Dataset rows about figures:
····················

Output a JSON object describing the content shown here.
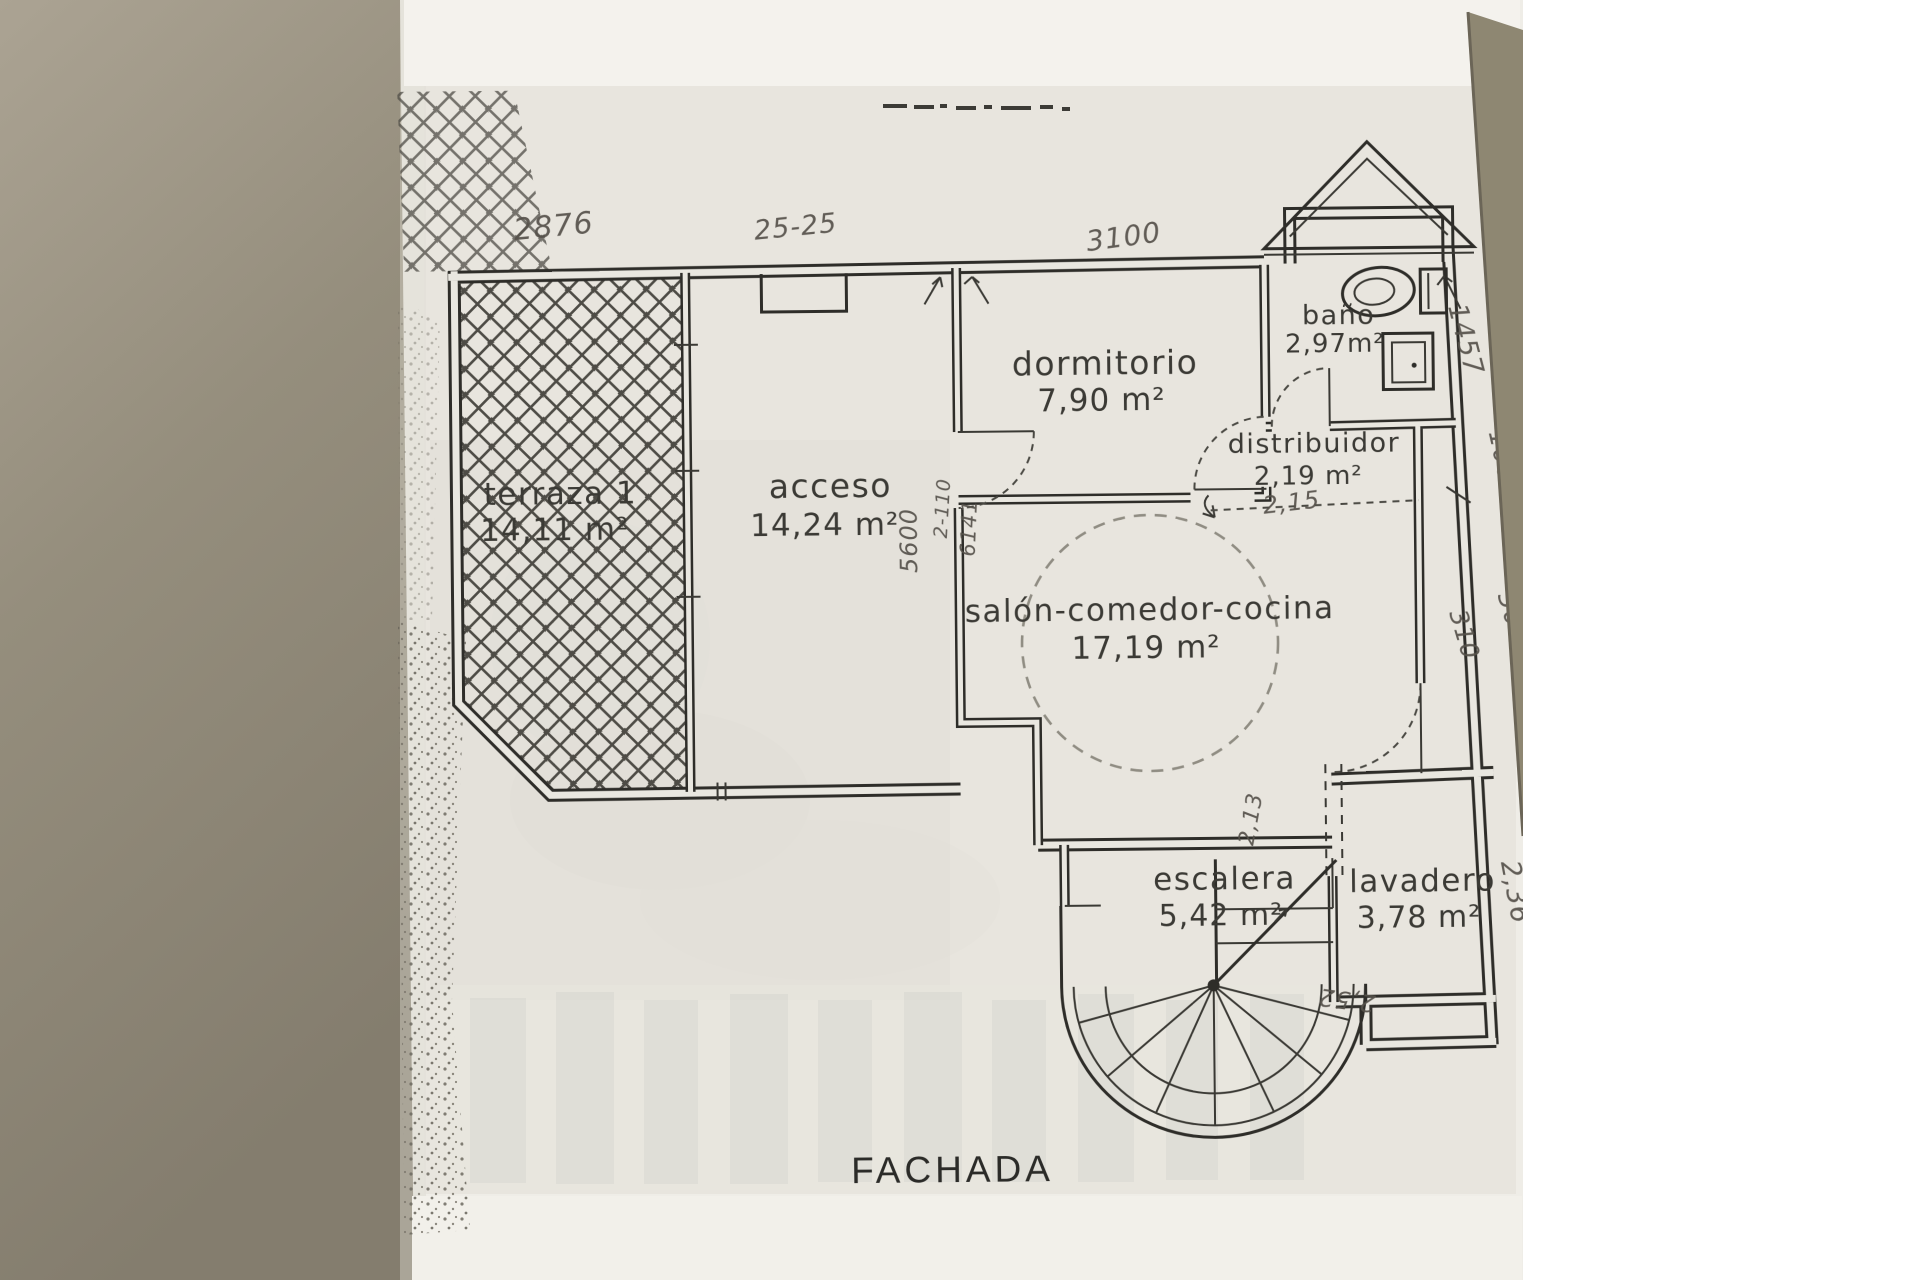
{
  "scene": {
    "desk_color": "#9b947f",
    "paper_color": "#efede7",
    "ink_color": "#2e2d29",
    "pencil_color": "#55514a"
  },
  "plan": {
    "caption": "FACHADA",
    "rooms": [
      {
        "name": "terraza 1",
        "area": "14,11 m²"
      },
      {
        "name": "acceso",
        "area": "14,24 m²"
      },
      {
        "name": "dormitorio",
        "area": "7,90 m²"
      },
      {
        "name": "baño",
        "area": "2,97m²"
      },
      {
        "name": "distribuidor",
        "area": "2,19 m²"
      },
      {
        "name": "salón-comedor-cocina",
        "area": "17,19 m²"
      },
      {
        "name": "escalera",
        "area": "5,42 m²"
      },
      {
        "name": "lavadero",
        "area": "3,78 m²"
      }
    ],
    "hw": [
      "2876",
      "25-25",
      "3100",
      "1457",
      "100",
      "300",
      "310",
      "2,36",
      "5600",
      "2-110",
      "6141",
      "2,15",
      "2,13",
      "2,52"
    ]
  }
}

····················

» **Set task**
The records above must be transcribed exactly. Pictures are left out of the copy.

» **Correct result**
Output a JSON object describing the content shown here.
{
  "scene": {
    "desk_color": "#9b947f",
    "paper_color": "#efede7",
    "ink_color": "#2e2d29",
    "pencil_color": "#55514a"
  },
  "plan": {
    "caption": "FACHADA",
    "rooms": [
      {
        "name": "terraza 1",
        "area": "14,11 m²"
      },
      {
        "name": "acceso",
        "area": "14,24 m²"
      },
      {
        "name": "dormitorio",
        "area": "7,90 m²"
      },
      {
        "name": "baño",
        "area": "2,97m²"
      },
      {
        "name": "distribuidor",
        "area": "2,19 m²"
      },
      {
        "name": "salón-comedor-cocina",
        "area": "17,19 m²"
      },
      {
        "name": "escalera",
        "area": "5,42 m²"
      },
      {
        "name": "lavadero",
        "area": "3,78 m²"
      }
    ],
    "hw": [
      "2876",
      "25-25",
      "3100",
      "1457",
      "100",
      "300",
      "310",
      "2,36",
      "5600",
      "2-110",
      "6141",
      "2,15",
      "2,13",
      "2,52"
    ]
  }
}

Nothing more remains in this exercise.